• **Passage to read**:

Lipopolysaccharides of Herbaspirillum species and their relevance for bacterium–host interactions

The lipopolysaccharides of Herbaspirillum lusitanum P6–12T (HlP6–12T) and H. frisingense GSF30T (HfGSF30T) was isolated by phenol-water extraction from bacterial cells and was characterized using chemical analysis and SDS–PAGE. It was shown that these bacteria produce LPSs that differ in their physicochemical properties and macromolecular organization. In this paper, the lipid A structure of the HlP6–12T LPS, was characterized through chemical analyses and matrix-assisted laser desorption ionization (MALDI) mass spectrometry. To prove the effect of the size of micelles on their bioavailability, we examined the activity of both LPSs toward the morphology of wheat seedlings. Analysis of the HlP6–12T and HfGSF30T genomes showed no significant differences between the operons that encode proteins involved in the biosynthesis of the lipids A and core oligosaccharides. The difference may be due to the composition of the O-antigen operon. HfGSF30T has two copies of the rfb operon, with the main one divided into two fragments. In contrast, the HlP6–12T genome contains only a single rfb-containing operon, and the other O-antigen operons are not comparable at all. The integrity of O–antigen–related genes may also affect LPS variability of. Specifically, we have observed a hairpin structure in the middle of the O-antigen glycosyltransferase gene, which led to the division of the gene into two fragments, resulting in incorrect protein synthesis and potential abnormalities in O-antigen production.

[Data drawn from a collection]
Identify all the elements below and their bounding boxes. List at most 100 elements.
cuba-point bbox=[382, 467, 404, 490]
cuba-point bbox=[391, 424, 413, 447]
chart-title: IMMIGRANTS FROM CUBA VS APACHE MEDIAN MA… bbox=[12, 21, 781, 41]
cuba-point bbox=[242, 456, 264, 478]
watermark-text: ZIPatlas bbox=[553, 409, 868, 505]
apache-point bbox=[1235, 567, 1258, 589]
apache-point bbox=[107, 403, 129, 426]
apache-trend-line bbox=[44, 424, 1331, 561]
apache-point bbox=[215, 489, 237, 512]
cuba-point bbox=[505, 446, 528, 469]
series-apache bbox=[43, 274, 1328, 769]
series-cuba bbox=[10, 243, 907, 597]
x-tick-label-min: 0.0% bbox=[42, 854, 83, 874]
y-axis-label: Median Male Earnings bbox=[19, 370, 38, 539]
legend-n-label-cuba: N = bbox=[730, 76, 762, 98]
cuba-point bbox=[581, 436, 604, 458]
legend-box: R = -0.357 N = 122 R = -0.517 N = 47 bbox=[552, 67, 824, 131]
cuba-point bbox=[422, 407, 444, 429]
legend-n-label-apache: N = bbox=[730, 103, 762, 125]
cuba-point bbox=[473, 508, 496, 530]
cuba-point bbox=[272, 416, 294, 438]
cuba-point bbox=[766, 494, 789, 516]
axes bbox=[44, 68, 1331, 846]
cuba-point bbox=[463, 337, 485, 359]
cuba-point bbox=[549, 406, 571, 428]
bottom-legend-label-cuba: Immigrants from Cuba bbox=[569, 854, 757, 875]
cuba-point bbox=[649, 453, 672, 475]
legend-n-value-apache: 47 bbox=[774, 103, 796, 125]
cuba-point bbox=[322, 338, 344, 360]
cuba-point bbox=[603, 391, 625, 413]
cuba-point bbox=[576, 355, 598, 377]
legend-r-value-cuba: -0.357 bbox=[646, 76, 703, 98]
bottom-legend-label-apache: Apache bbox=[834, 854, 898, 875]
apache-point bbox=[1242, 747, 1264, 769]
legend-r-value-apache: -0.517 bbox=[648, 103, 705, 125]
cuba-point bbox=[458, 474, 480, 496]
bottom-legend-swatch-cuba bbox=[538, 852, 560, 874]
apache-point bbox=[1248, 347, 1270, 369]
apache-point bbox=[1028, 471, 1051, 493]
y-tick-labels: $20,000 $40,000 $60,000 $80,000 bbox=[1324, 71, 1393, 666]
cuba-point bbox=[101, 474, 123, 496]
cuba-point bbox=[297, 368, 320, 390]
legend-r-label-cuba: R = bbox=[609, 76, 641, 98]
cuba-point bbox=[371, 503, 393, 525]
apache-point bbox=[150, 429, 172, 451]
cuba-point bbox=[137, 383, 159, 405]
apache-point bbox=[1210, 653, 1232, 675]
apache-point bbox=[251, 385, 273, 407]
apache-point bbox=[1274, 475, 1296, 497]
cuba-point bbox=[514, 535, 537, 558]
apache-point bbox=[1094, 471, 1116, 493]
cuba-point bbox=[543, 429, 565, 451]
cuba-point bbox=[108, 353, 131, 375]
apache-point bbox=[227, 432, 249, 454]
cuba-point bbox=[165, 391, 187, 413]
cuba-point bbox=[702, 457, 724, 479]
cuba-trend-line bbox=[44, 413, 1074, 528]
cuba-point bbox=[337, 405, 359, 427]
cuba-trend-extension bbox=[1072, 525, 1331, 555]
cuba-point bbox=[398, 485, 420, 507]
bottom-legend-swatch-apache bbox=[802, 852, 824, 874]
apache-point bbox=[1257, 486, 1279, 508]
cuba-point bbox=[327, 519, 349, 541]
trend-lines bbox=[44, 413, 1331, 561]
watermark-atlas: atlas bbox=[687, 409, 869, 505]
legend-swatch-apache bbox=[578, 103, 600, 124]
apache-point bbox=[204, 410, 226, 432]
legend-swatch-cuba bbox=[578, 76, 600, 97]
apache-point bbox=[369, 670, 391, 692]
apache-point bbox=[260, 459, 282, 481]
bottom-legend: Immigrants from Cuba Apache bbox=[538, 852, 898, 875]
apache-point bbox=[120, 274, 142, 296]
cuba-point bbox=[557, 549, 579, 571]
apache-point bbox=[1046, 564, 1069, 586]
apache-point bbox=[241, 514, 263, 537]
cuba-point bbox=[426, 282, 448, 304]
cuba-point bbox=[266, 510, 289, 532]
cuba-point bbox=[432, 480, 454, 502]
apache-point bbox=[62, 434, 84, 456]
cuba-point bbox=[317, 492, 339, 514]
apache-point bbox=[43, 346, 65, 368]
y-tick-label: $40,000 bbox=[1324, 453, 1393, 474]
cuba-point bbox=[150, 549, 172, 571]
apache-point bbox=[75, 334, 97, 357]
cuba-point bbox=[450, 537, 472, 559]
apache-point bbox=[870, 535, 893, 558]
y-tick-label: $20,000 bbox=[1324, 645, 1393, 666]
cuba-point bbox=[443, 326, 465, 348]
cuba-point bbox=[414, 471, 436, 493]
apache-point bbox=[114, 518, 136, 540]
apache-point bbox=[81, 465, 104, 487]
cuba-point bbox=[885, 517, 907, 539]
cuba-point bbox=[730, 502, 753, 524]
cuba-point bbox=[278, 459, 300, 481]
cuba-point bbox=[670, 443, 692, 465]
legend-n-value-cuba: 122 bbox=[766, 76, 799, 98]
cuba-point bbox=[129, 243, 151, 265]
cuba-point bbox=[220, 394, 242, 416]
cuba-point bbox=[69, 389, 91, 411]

• **Assignment**: In the abstract on Herbaspirillum lipopolysaccharides, how many copies of the rfb operon does HfGSF30T have? The records were taken from a separate source.

• **Answer space**: It has two copies, with the main one divided into two fragments.